------ The records ------
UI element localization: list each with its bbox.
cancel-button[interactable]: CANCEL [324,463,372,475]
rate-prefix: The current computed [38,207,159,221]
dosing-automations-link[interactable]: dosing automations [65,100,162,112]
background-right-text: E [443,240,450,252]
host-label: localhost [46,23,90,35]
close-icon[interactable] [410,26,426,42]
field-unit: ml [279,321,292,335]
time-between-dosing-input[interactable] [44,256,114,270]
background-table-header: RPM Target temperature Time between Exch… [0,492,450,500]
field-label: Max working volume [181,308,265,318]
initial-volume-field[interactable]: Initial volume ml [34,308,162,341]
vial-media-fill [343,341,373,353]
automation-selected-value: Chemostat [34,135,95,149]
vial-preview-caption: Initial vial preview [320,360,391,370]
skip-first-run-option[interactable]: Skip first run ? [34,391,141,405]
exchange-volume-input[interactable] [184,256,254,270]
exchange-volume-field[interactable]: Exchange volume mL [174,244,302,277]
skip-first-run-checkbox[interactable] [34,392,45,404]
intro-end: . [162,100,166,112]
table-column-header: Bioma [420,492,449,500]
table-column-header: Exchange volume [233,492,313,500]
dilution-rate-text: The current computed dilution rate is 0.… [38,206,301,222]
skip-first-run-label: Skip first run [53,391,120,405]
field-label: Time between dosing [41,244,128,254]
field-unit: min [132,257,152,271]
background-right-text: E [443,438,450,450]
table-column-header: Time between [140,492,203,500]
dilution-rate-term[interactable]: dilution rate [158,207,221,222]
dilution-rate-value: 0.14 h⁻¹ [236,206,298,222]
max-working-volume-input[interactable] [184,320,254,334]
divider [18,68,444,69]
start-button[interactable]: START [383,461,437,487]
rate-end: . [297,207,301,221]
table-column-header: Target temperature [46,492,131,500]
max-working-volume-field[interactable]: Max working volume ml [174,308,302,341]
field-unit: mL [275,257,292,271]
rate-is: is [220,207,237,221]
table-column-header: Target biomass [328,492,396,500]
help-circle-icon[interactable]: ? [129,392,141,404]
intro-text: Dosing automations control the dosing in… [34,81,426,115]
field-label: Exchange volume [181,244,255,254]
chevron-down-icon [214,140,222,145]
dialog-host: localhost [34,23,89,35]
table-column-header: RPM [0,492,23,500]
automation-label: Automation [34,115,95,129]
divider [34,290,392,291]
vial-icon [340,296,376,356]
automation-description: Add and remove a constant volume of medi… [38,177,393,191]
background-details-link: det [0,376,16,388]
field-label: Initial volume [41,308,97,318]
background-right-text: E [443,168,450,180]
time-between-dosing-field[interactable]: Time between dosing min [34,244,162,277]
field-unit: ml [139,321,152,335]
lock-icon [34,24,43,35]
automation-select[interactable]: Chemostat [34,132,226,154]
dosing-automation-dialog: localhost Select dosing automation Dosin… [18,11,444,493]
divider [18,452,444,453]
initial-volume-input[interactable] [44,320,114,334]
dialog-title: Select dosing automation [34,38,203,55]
------
------ The records ------
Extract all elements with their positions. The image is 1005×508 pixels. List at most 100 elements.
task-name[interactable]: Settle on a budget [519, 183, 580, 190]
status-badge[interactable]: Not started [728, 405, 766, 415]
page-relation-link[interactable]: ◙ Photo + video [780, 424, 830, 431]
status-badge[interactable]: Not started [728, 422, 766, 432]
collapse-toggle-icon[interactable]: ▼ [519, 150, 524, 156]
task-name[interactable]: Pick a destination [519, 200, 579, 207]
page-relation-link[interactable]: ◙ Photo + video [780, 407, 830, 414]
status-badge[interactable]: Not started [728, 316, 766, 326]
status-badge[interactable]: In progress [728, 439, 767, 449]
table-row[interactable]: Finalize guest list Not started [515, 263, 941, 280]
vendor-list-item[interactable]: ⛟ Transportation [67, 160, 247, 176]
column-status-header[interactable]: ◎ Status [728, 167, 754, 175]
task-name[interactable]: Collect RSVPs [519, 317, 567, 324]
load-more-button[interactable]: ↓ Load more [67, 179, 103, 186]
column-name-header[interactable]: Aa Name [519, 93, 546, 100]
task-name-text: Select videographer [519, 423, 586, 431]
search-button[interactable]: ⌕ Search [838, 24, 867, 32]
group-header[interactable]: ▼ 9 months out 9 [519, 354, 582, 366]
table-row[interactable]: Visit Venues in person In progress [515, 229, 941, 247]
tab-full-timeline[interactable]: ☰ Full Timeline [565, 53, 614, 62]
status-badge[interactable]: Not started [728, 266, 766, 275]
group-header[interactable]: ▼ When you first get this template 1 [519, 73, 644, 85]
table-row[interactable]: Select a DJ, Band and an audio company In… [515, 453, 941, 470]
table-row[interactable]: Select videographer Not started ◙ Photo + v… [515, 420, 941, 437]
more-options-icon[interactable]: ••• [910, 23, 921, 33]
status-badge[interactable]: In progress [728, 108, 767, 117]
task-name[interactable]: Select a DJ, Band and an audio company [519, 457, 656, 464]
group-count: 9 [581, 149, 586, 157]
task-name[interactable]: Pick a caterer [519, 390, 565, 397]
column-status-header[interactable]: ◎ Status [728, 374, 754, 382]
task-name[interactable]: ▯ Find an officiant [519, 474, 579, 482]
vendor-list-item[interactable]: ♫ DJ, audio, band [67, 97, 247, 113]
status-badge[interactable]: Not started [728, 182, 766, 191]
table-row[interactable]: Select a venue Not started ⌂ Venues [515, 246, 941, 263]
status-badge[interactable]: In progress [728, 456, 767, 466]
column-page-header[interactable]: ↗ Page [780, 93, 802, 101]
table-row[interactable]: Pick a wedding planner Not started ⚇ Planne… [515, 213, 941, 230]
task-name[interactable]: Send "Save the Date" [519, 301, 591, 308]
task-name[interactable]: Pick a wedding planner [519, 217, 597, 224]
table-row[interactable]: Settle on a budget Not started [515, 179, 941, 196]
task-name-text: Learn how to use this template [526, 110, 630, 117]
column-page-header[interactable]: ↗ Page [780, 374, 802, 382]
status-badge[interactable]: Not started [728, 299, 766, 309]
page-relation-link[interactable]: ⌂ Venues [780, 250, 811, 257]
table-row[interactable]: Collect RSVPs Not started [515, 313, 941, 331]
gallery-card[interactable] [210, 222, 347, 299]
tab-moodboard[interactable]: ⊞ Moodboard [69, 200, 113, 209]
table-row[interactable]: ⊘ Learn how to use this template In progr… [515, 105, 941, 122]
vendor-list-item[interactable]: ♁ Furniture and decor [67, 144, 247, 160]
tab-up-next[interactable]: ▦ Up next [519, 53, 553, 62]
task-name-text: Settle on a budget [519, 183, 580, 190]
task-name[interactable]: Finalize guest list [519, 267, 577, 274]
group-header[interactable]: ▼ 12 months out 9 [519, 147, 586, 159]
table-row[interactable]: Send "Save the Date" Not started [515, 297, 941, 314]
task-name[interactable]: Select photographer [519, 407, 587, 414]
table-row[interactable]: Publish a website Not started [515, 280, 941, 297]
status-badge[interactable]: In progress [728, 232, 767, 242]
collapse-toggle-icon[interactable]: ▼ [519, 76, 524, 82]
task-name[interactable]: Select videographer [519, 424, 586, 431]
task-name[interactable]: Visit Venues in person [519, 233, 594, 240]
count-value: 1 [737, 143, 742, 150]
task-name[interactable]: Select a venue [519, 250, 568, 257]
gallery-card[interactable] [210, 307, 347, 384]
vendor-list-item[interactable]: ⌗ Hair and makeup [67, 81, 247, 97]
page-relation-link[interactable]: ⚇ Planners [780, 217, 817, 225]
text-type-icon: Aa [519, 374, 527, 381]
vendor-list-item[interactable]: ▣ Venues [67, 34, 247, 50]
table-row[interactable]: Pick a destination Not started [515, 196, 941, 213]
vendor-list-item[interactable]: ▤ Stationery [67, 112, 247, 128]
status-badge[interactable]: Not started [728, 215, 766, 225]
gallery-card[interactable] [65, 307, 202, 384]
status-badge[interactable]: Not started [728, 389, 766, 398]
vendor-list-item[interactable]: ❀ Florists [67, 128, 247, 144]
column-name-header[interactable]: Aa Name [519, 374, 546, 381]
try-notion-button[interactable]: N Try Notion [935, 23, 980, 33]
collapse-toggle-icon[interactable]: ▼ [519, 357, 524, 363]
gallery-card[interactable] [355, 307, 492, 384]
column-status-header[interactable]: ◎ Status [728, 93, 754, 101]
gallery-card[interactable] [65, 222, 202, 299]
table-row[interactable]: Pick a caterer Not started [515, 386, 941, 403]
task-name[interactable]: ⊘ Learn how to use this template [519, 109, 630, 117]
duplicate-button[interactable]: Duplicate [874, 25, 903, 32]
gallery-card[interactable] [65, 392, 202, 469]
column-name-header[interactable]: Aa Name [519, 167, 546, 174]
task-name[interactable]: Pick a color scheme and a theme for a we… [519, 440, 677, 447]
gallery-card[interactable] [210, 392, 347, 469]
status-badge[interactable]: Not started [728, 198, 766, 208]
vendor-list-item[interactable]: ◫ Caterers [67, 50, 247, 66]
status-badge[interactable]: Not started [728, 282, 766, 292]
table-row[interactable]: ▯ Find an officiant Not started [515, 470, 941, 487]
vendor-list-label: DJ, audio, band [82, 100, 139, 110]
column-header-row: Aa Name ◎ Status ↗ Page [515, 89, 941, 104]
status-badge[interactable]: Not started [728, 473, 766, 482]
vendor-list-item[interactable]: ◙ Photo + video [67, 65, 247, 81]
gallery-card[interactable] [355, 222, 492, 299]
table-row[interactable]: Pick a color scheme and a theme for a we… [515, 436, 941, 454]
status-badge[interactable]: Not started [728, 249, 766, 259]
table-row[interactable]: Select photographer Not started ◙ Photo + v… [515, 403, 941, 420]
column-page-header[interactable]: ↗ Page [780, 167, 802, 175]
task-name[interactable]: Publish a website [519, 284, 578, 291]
------
◆ **Problem details**:
Rename "Chemostat" to "Turbidostat" in the material, starting at the line that contains "UI element localization: list" and ending at the line that contains "skip-first-run-label: Skip first". Write out those lines again with nothing else changed.

◆ **Exercise answer**:
UI element localization: list each with its bbox.
cancel-button[interactable]: CANCEL [324,463,372,475]
rate-prefix: The current computed [38,207,159,221]
dosing-automations-link[interactable]: dosing automations [65,100,162,112]
background-right-text: E [443,240,450,252]
host-label: localhost [46,23,90,35]
close-icon[interactable] [410,26,426,42]
field-unit: ml [279,321,292,335]
time-between-dosing-input[interactable] [44,256,114,270]
background-table-header: RPM Target temperature Time between Exch… [0,492,450,500]
field-label: Max working volume [181,308,265,318]
initial-volume-field[interactable]: Initial volume ml [34,308,162,341]
vial-media-fill [343,341,373,353]
automation-selected-value: Turbidostat [34,135,95,149]
vial-preview-caption: Initial vial preview [320,360,391,370]
skip-first-run-option[interactable]: Skip first run ? [34,391,141,405]
exchange-volume-input[interactable] [184,256,254,270]
exchange-volume-field[interactable]: Exchange volume mL [174,244,302,277]
skip-first-run-checkbox[interactable] [34,392,45,404]
intro-end: . [162,100,166,112]
table-column-header: Bioma [420,492,449,500]
table-column-header: Exchange volume [233,492,313,500]
dilution-rate-text: The current computed dilution rate is 0.… [38,206,301,222]
skip-first-run-label: Skip first run [53,391,120,405]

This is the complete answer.